Lines of data
-- -- --

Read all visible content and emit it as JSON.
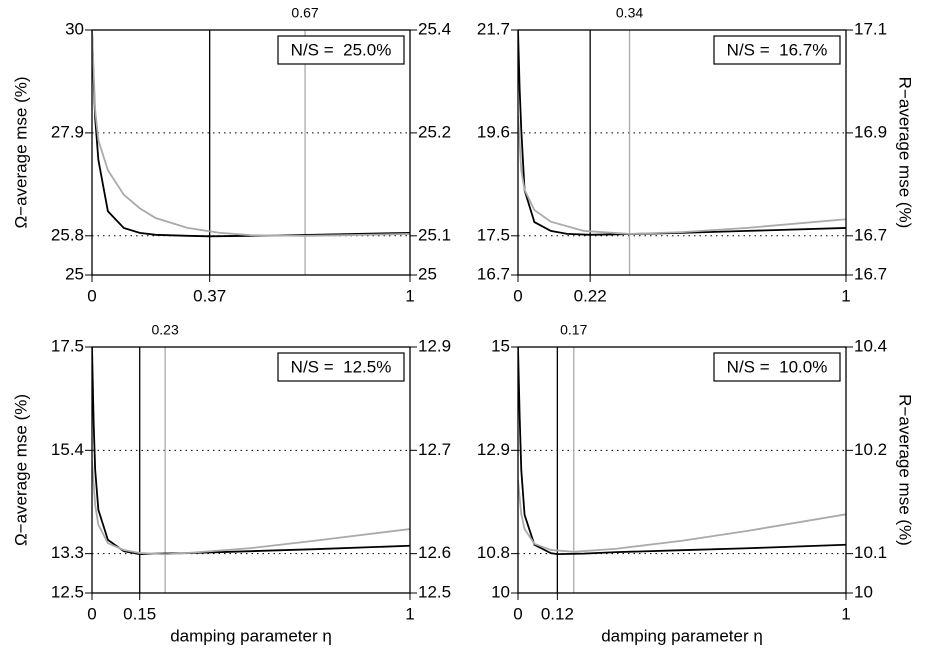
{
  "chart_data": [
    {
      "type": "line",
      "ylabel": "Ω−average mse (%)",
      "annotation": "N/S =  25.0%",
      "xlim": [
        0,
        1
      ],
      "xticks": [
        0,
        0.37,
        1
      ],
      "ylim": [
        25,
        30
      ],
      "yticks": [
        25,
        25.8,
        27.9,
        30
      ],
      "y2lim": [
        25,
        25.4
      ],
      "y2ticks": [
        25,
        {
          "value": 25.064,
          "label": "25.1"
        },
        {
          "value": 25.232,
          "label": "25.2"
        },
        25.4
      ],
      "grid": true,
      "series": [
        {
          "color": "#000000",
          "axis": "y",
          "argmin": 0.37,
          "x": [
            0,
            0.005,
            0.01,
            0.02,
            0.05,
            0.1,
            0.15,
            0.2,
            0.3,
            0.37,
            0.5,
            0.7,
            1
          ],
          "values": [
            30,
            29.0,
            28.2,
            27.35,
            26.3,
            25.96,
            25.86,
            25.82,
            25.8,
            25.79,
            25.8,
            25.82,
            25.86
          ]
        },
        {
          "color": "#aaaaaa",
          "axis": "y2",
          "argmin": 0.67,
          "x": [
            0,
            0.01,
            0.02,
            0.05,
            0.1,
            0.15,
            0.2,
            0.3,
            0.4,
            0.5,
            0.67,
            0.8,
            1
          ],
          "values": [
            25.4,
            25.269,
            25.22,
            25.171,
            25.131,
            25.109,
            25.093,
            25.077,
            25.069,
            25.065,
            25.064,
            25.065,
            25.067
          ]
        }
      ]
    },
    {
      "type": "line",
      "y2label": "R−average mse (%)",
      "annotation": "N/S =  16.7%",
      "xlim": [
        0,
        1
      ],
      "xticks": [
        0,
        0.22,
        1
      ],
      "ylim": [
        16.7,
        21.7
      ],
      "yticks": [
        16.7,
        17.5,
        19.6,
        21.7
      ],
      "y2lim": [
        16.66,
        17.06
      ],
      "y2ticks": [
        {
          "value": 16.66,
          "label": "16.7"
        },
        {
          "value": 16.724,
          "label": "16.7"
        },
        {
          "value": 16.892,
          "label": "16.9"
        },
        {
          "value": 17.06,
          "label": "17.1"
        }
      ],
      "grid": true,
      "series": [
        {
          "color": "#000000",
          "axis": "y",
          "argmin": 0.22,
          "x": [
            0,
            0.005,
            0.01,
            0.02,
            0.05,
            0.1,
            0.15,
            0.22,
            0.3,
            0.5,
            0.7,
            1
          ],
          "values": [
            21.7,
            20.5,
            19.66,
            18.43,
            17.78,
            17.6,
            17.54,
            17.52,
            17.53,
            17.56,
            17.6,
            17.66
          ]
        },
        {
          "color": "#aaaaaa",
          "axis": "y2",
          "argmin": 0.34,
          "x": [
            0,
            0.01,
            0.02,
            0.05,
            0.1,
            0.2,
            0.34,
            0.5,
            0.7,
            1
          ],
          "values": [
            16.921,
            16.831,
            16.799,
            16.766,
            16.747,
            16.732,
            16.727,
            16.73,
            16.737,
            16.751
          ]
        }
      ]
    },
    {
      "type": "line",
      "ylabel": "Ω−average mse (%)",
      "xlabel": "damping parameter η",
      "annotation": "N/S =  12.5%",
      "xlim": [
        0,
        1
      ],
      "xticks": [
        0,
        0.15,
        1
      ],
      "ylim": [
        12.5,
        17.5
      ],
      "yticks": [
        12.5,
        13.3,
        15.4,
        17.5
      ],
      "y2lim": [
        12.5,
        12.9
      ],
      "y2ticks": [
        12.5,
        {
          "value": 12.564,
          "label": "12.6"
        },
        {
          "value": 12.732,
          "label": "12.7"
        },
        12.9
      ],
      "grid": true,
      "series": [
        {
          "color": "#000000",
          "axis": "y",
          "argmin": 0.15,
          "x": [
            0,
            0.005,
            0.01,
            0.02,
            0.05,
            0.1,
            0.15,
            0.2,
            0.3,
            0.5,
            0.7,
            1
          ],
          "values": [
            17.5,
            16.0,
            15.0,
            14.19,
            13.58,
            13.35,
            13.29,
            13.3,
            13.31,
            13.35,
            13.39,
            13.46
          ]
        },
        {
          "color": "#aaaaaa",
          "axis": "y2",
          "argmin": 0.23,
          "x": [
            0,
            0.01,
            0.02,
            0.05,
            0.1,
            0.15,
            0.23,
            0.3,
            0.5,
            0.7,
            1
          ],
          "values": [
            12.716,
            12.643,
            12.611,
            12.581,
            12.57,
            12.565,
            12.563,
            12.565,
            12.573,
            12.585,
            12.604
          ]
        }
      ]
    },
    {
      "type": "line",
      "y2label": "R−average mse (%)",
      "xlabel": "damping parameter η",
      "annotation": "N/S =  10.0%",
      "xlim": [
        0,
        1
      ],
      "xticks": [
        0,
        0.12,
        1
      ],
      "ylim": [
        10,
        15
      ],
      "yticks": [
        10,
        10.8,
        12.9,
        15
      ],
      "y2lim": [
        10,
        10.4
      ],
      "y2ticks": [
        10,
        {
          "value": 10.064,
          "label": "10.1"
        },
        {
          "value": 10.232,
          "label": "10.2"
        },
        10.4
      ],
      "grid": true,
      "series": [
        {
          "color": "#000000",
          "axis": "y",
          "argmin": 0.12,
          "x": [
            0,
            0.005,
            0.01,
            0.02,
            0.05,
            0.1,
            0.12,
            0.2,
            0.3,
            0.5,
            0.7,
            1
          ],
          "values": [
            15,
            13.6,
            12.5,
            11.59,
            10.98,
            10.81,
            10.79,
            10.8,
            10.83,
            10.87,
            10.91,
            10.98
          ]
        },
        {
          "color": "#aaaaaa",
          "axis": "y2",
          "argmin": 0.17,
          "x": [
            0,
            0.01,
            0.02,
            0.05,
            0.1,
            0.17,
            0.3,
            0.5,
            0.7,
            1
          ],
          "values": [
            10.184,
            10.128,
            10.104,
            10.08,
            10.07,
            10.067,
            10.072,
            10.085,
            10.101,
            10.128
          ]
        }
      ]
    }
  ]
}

-- -- --

--- WRITTEN REQUEST ---
Search the listing for the word "annotation". Copy every line in which it occurs.

--- SOLUTION ---
      "annotation": "N/S =  25.0%",
      "annotation": "N/S =  16.7%",
      "annotation": "N/S =  12.5%",
      "annotation": "N/S =  10.0%",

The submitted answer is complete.